### Objective
Rewrite the rows below, replacing every "scatter-point" with "data-point" and leaving everything else unchanged. Omit the pictures from your output.

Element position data

*****

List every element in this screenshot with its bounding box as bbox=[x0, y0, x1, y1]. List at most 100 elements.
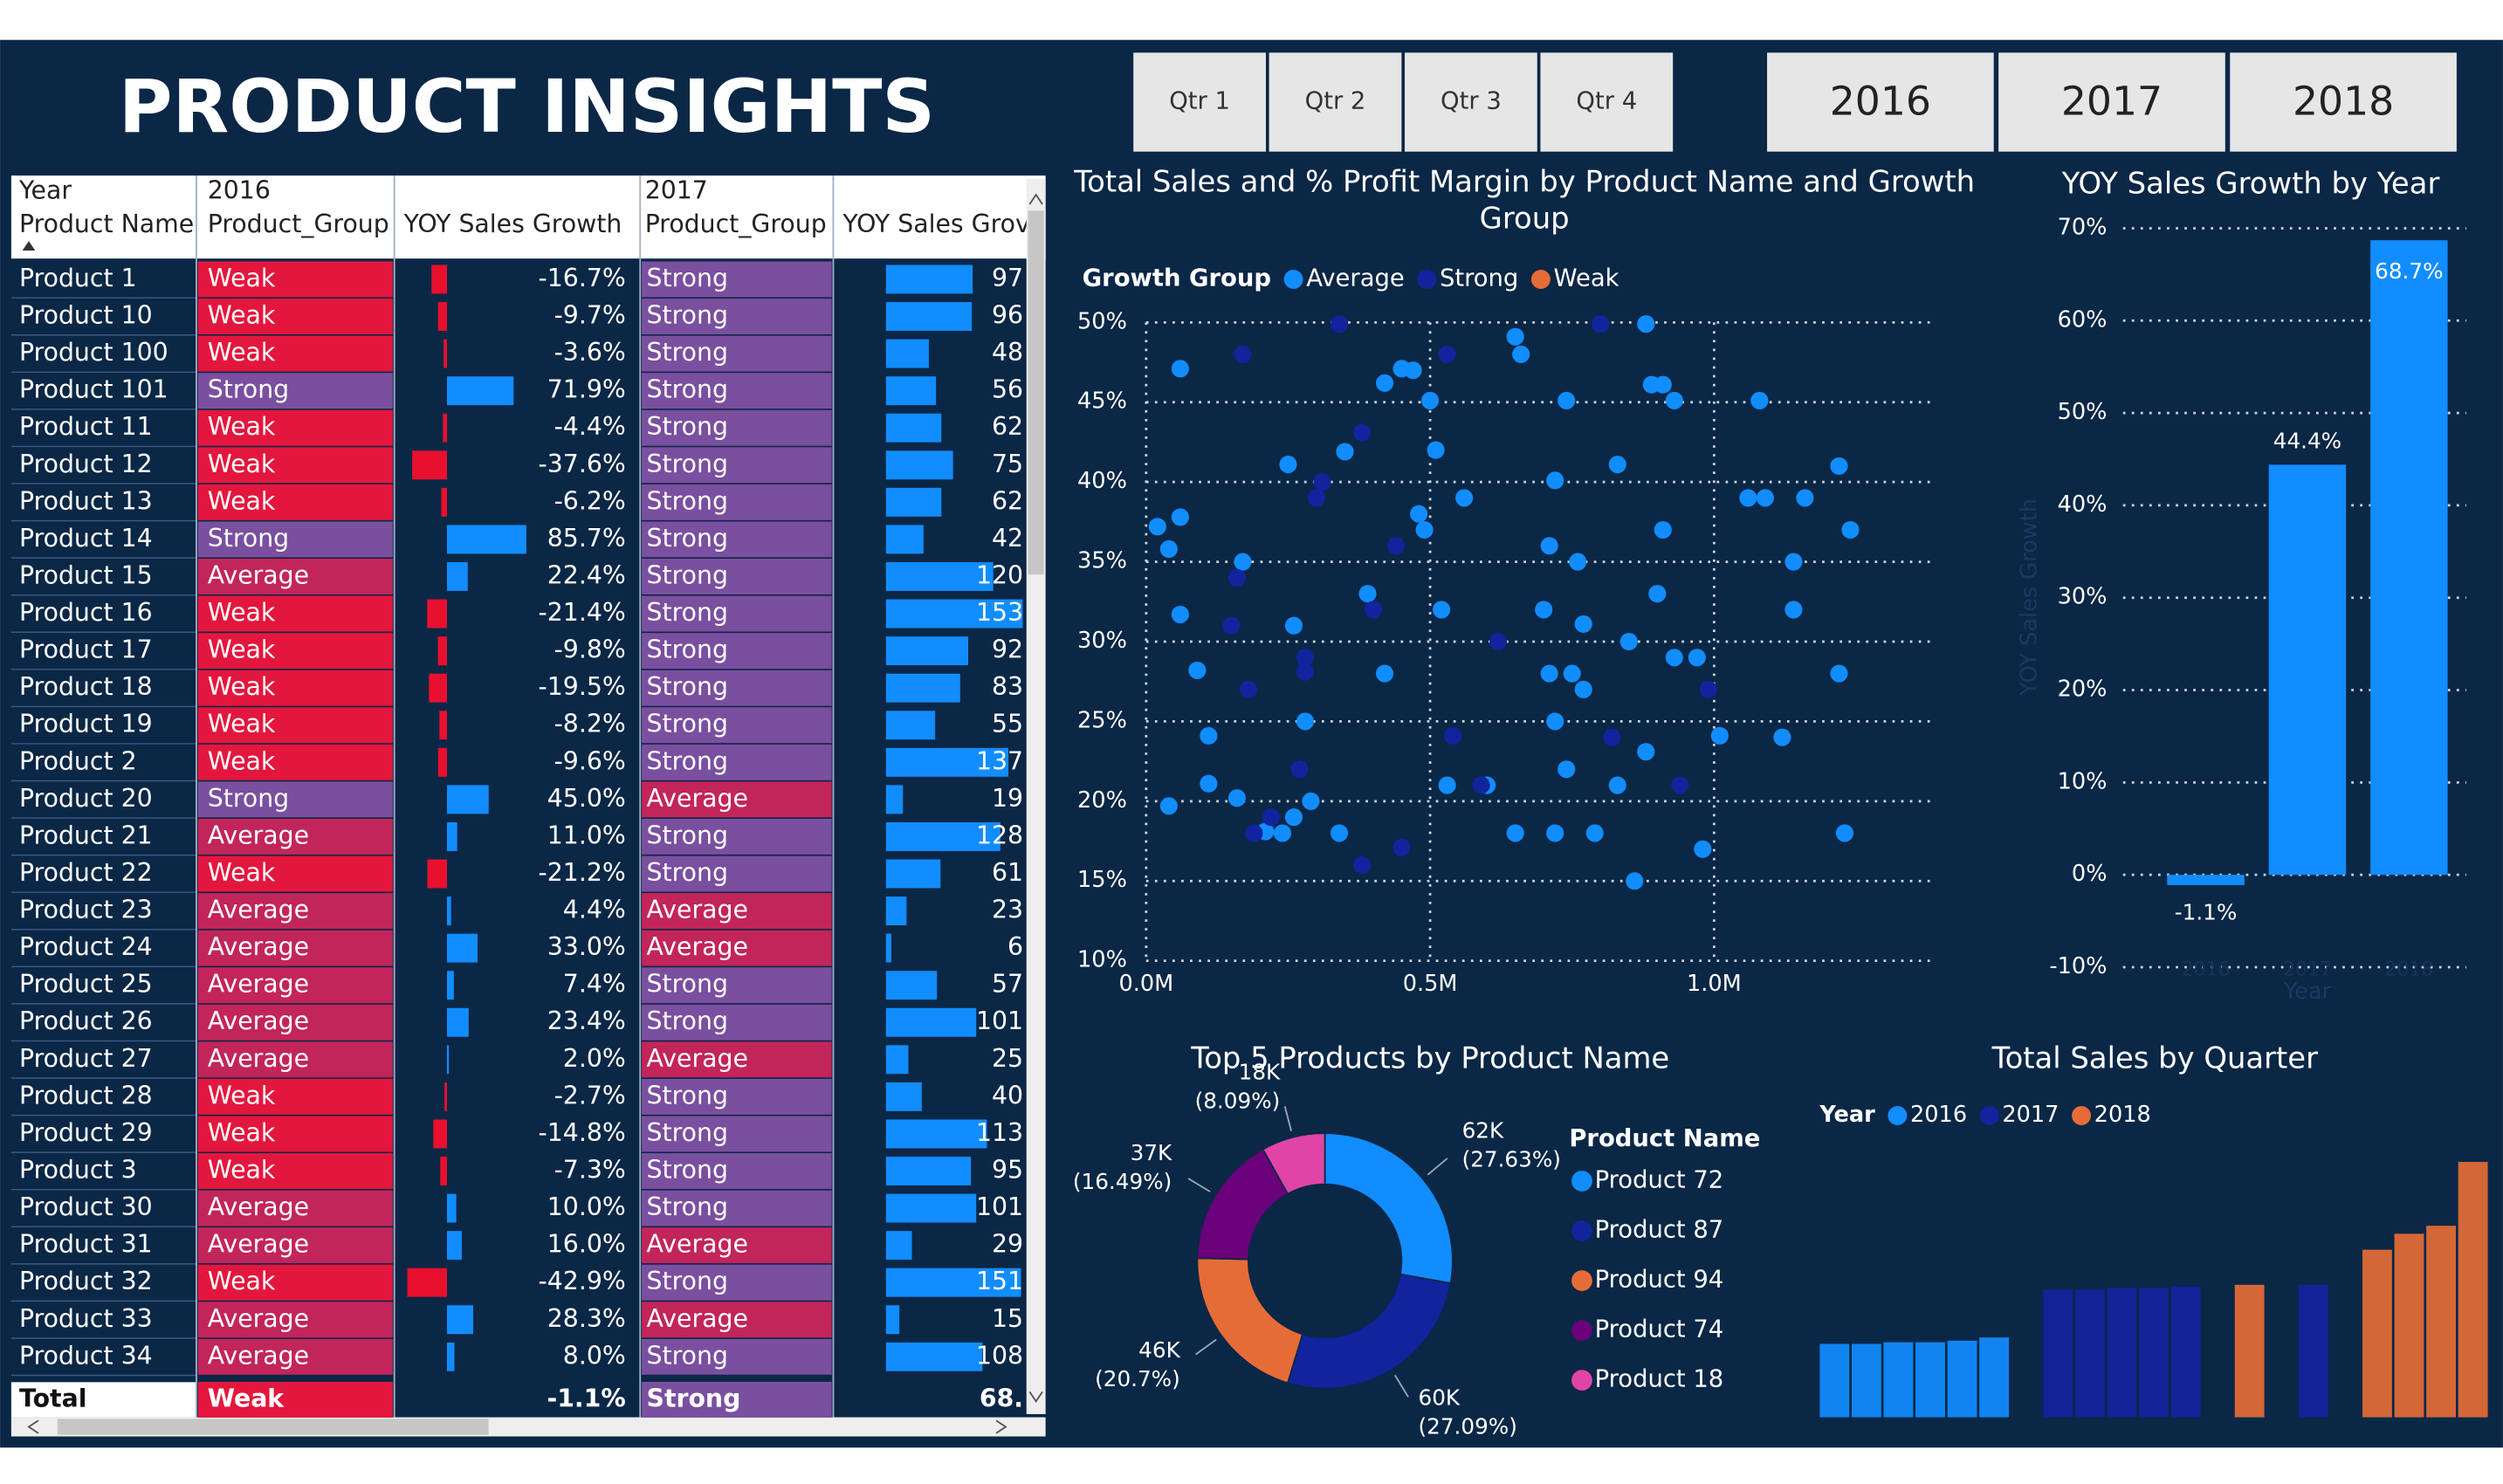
group-text: Weak bbox=[208, 450, 276, 478]
area-band bbox=[1979, 1337, 2010, 1418]
growth-bar bbox=[447, 1045, 450, 1075]
scatter-point bbox=[1784, 601, 1803, 619]
product-name: Product 34 bbox=[19, 1341, 153, 1370]
group-text: Weak bbox=[208, 672, 276, 701]
scatter-point bbox=[1262, 808, 1280, 827]
group-cell bbox=[197, 595, 393, 632]
growth-bar bbox=[437, 636, 448, 666]
growth-text: 8.0% bbox=[563, 1341, 626, 1370]
scatter-point bbox=[1438, 345, 1456, 363]
growth-bar bbox=[447, 1342, 455, 1371]
group-text: Strong bbox=[647, 672, 728, 701]
group-text: Strong bbox=[647, 524, 728, 553]
growth-bar bbox=[427, 599, 448, 629]
year-button[interactable] bbox=[1998, 52, 2225, 152]
group-cell bbox=[642, 1381, 832, 1418]
area-band bbox=[2394, 1233, 2424, 1418]
scroll-right-arrow[interactable] bbox=[995, 1419, 1007, 1434]
scatter-point bbox=[1603, 728, 1621, 746]
group-cell bbox=[642, 373, 832, 409]
growth-bar bbox=[885, 747, 1009, 777]
growth-text: -2.7% bbox=[554, 1081, 626, 1110]
growth-text: 101 bbox=[976, 1007, 1023, 1035]
quarter-label[interactable]: Qtr 1 bbox=[1169, 88, 1230, 115]
group-text: Average bbox=[647, 784, 748, 813]
quarter-button[interactable] bbox=[1540, 52, 1674, 152]
area-band bbox=[2074, 1289, 2105, 1418]
group-cell bbox=[642, 1078, 832, 1115]
quarter-button[interactable] bbox=[1269, 52, 1402, 152]
quarter-label[interactable]: Qtr 4 bbox=[1576, 88, 1637, 115]
legend-marker bbox=[1571, 1370, 1592, 1391]
scatter-point bbox=[1296, 712, 1315, 731]
group-text: Weak bbox=[208, 858, 276, 887]
y-tick-label: 30% bbox=[1077, 628, 1127, 654]
growth-text: 62 bbox=[992, 412, 1023, 441]
y-tick-label: 40% bbox=[1077, 468, 1127, 494]
vertical-scroll-thumb[interactable] bbox=[1028, 210, 1044, 575]
growth-text: 113 bbox=[976, 1118, 1023, 1147]
scatter-point bbox=[1171, 508, 1189, 526]
scroll-left-arrow[interactable] bbox=[27, 1419, 39, 1434]
quarter-button[interactable] bbox=[1405, 52, 1537, 152]
year-label[interactable]: 2018 bbox=[2293, 78, 2394, 124]
growth-bar bbox=[447, 821, 457, 851]
growth-text: 62 bbox=[992, 486, 1023, 515]
scatter-point bbox=[1694, 840, 1712, 858]
year-button[interactable] bbox=[2230, 52, 2457, 152]
scroll-down-arrow[interactable] bbox=[1028, 1391, 1043, 1403]
y-tick-label: 10% bbox=[2058, 768, 2108, 794]
group-text: Average bbox=[208, 1044, 309, 1073]
growth-bar bbox=[885, 562, 994, 591]
horizontal-scroll-thumb[interactable] bbox=[57, 1419, 489, 1435]
year-label[interactable]: 2017 bbox=[2061, 78, 2163, 124]
y-tick-label: 20% bbox=[1077, 787, 1127, 814]
scatter-point bbox=[1489, 632, 1508, 651]
quarter-button[interactable] bbox=[1133, 52, 1266, 152]
growth-bar bbox=[885, 265, 973, 294]
group-cell bbox=[642, 707, 832, 744]
growth-bar bbox=[447, 1193, 457, 1223]
year-button[interactable] bbox=[1767, 52, 1994, 152]
scatter-point bbox=[1540, 664, 1558, 683]
group-cell bbox=[642, 558, 832, 594]
growth-text: -9.8% bbox=[554, 636, 626, 664]
growth-text: 22.4% bbox=[547, 560, 626, 589]
y-tick-label: 45% bbox=[1077, 388, 1127, 415]
scatter-point bbox=[1188, 661, 1207, 679]
growth-text: 23.4% bbox=[547, 1007, 626, 1035]
group-text: Strong bbox=[647, 746, 728, 775]
scatter-point bbox=[1296, 663, 1315, 681]
product-name: Product 2 bbox=[19, 746, 137, 775]
growth-text: 101 bbox=[976, 1192, 1023, 1221]
chart-title: YOY Sales Growth by Year bbox=[2061, 167, 2440, 201]
product-name: Product 21 bbox=[19, 821, 153, 849]
quarter-label[interactable]: Qtr 2 bbox=[1305, 88, 1366, 115]
growth-text: 71.9% bbox=[547, 375, 626, 404]
growth-bar bbox=[885, 1305, 900, 1335]
scatter-point bbox=[1784, 553, 1803, 571]
scatter-point bbox=[1227, 568, 1246, 587]
group-cell bbox=[197, 484, 393, 520]
quarter-label[interactable]: Qtr 3 bbox=[1441, 88, 1502, 115]
data-label: 44.4% bbox=[2273, 429, 2341, 454]
product-name: Product 27 bbox=[19, 1044, 153, 1073]
group-cell bbox=[197, 521, 393, 558]
area-band bbox=[2043, 1289, 2073, 1418]
group-cell bbox=[197, 409, 393, 446]
scroll-up-arrow[interactable] bbox=[1028, 193, 1043, 205]
growth-text: 68. bbox=[980, 1384, 1023, 1412]
scatter-point bbox=[1835, 824, 1854, 842]
scatter-point bbox=[1841, 520, 1860, 539]
area-band bbox=[1915, 1342, 1945, 1418]
scatter-point bbox=[1608, 776, 1626, 794]
year-label[interactable]: 2016 bbox=[1830, 78, 1931, 124]
scatter-title-box: Total Sales and % Profit Margin by Produ… bbox=[1074, 166, 1975, 236]
group-text: Strong bbox=[647, 1384, 741, 1412]
group-text: Weak bbox=[208, 710, 276, 739]
scatter-point bbox=[1569, 553, 1587, 571]
scatter-point bbox=[1234, 553, 1252, 571]
growth-text: -21.4% bbox=[539, 598, 626, 627]
growth-text: -8.2% bbox=[554, 710, 626, 739]
scatter-point bbox=[1284, 808, 1303, 827]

*****

### In response
List every element in this screenshot with its bounding box as bbox=[x0, y0, x1, y1]. List at most 100 elements.
group-text: Weak bbox=[208, 450, 276, 478]
area-band bbox=[1979, 1337, 2010, 1418]
growth-bar bbox=[447, 1045, 450, 1075]
data-point bbox=[1784, 601, 1803, 619]
product-name: Product 34 bbox=[19, 1341, 153, 1370]
group-text: Weak bbox=[208, 672, 276, 701]
data-point bbox=[1262, 808, 1280, 827]
group-cell bbox=[197, 595, 393, 632]
growth-bar bbox=[437, 636, 448, 666]
growth-text: 8.0% bbox=[563, 1341, 626, 1370]
data-point bbox=[1438, 345, 1456, 363]
growth-bar bbox=[447, 1342, 455, 1371]
group-text: Strong bbox=[647, 672, 728, 701]
group-text: Strong bbox=[647, 524, 728, 553]
growth-bar bbox=[427, 599, 448, 629]
year-button[interactable] bbox=[1998, 52, 2225, 152]
group-cell bbox=[642, 1381, 832, 1418]
area-band bbox=[2394, 1233, 2424, 1418]
scroll-right-arrow[interactable] bbox=[995, 1419, 1007, 1434]
data-point bbox=[1603, 728, 1621, 746]
group-cell bbox=[642, 373, 832, 409]
growth-bar bbox=[885, 747, 1009, 777]
growth-text: -2.7% bbox=[554, 1081, 626, 1110]
growth-text: 101 bbox=[976, 1007, 1023, 1035]
quarter-label[interactable]: Qtr 1 bbox=[1169, 88, 1230, 115]
group-text: Average bbox=[647, 784, 748, 813]
quarter-button[interactable] bbox=[1540, 52, 1674, 152]
area-band bbox=[2074, 1289, 2105, 1418]
group-cell bbox=[642, 1078, 832, 1115]
quarter-button[interactable] bbox=[1269, 52, 1402, 152]
quarter-label[interactable]: Qtr 4 bbox=[1576, 88, 1637, 115]
legend-marker bbox=[1571, 1370, 1592, 1391]
data-point bbox=[1296, 712, 1315, 731]
group-text: Weak bbox=[208, 858, 276, 887]
y-tick-label: 30% bbox=[1077, 628, 1127, 654]
growth-text: 62 bbox=[992, 412, 1023, 441]
y-tick-label: 40% bbox=[1077, 468, 1127, 494]
vertical-scroll-thumb[interactable] bbox=[1028, 210, 1044, 575]
growth-text: 113 bbox=[976, 1118, 1023, 1147]
data-point bbox=[1171, 508, 1189, 526]
scroll-left-arrow[interactable] bbox=[27, 1419, 39, 1434]
quarter-button[interactable] bbox=[1405, 52, 1537, 152]
year-label[interactable]: 2018 bbox=[2293, 78, 2394, 124]
growth-bar bbox=[447, 821, 457, 851]
growth-text: 62 bbox=[992, 486, 1023, 515]
data-point bbox=[1694, 840, 1712, 858]
year-button[interactable] bbox=[2230, 52, 2457, 152]
scroll-down-arrow[interactable] bbox=[1028, 1391, 1043, 1403]
y-tick-label: 10% bbox=[2058, 768, 2108, 794]
group-text: Average bbox=[208, 1044, 309, 1073]
growth-bar bbox=[885, 562, 994, 591]
horizontal-scroll-thumb[interactable] bbox=[57, 1419, 489, 1435]
year-label[interactable]: 2017 bbox=[2061, 78, 2163, 124]
y-tick-label: 20% bbox=[1077, 787, 1127, 814]
data-point bbox=[1489, 632, 1508, 651]
quarter-button[interactable] bbox=[1133, 52, 1266, 152]
growth-bar bbox=[885, 265, 973, 294]
group-cell bbox=[642, 707, 832, 744]
growth-bar bbox=[447, 1193, 457, 1223]
year-button[interactable] bbox=[1767, 52, 1994, 152]
data-point bbox=[1540, 664, 1558, 683]
group-cell bbox=[642, 558, 832, 594]
growth-text: -9.8% bbox=[554, 636, 626, 664]
growth-text: 22.4% bbox=[547, 560, 626, 589]
y-tick-label: 45% bbox=[1077, 388, 1127, 415]
data-point bbox=[1188, 661, 1207, 679]
growth-text: 23.4% bbox=[547, 1007, 626, 1035]
group-text: Strong bbox=[647, 746, 728, 775]
data-point bbox=[1296, 663, 1315, 681]
product-name: Product 2 bbox=[19, 746, 137, 775]
growth-text: 101 bbox=[976, 1192, 1023, 1221]
chart-title: YOY Sales Growth by Year bbox=[2061, 167, 2440, 201]
product-name: Product 21 bbox=[19, 821, 153, 849]
quarter-label[interactable]: Qtr 2 bbox=[1305, 88, 1366, 115]
growth-text: 71.9% bbox=[547, 375, 626, 404]
growth-bar bbox=[885, 1305, 900, 1335]
data-point bbox=[1784, 553, 1803, 571]
data-point bbox=[1227, 568, 1246, 587]
group-cell bbox=[197, 484, 393, 520]
quarter-label[interactable]: Qtr 3 bbox=[1441, 88, 1502, 115]
data-label: 44.4% bbox=[2273, 429, 2341, 454]
product-name: Product 27 bbox=[19, 1044, 153, 1073]
group-cell bbox=[197, 521, 393, 558]
area-band bbox=[2043, 1289, 2073, 1418]
group-cell bbox=[197, 409, 393, 446]
scroll-up-arrow[interactable] bbox=[1028, 193, 1043, 205]
growth-text: 68. bbox=[980, 1384, 1023, 1412]
data-point bbox=[1835, 824, 1854, 842]
data-point bbox=[1841, 520, 1860, 539]
area-band bbox=[1915, 1342, 1945, 1418]
data-point bbox=[1608, 776, 1626, 794]
year-label[interactable]: 2016 bbox=[1830, 78, 1931, 124]
scatter-title-box: Total Sales and % Profit Margin by Produ… bbox=[1074, 166, 1975, 236]
group-text: Strong bbox=[647, 1384, 741, 1412]
group-text: Weak bbox=[208, 710, 276, 739]
data-point bbox=[1569, 553, 1587, 571]
data-point bbox=[1234, 553, 1252, 571]
growth-text: -21.4% bbox=[539, 598, 626, 627]
growth-text: -8.2% bbox=[554, 710, 626, 739]
data-point bbox=[1284, 808, 1303, 827]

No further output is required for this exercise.